Determine which lines contain the word "визуальное", then copy those lines.

================================

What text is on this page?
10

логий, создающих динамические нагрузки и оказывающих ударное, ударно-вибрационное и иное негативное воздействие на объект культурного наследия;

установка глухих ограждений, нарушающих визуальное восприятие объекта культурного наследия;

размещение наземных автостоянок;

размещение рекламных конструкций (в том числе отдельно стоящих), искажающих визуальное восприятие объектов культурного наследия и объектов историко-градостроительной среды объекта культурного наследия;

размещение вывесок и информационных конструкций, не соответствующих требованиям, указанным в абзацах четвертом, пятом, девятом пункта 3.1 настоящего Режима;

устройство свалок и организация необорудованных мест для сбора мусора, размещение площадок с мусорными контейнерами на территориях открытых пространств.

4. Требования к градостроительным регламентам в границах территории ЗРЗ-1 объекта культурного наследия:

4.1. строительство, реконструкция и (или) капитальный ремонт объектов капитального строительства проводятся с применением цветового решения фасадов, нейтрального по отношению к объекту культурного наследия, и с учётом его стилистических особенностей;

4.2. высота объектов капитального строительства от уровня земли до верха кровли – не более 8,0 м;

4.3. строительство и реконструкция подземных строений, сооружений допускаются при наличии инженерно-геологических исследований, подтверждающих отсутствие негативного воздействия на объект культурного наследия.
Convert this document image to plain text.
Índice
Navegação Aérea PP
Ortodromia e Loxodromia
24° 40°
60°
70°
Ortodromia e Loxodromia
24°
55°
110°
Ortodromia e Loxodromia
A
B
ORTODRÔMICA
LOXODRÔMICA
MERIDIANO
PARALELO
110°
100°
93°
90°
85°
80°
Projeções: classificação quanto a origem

================================

> **THE REPLY**:
установка глухих ограждений, нарушающих визуальное восприятие объекта культурного наследия;
размещение рекламных конструкций (в том числе отдельно стоящих), искажающих визуальное восприятие объектов культурного наследия и объектов историко-градостроительной среды объекта культурного наследия;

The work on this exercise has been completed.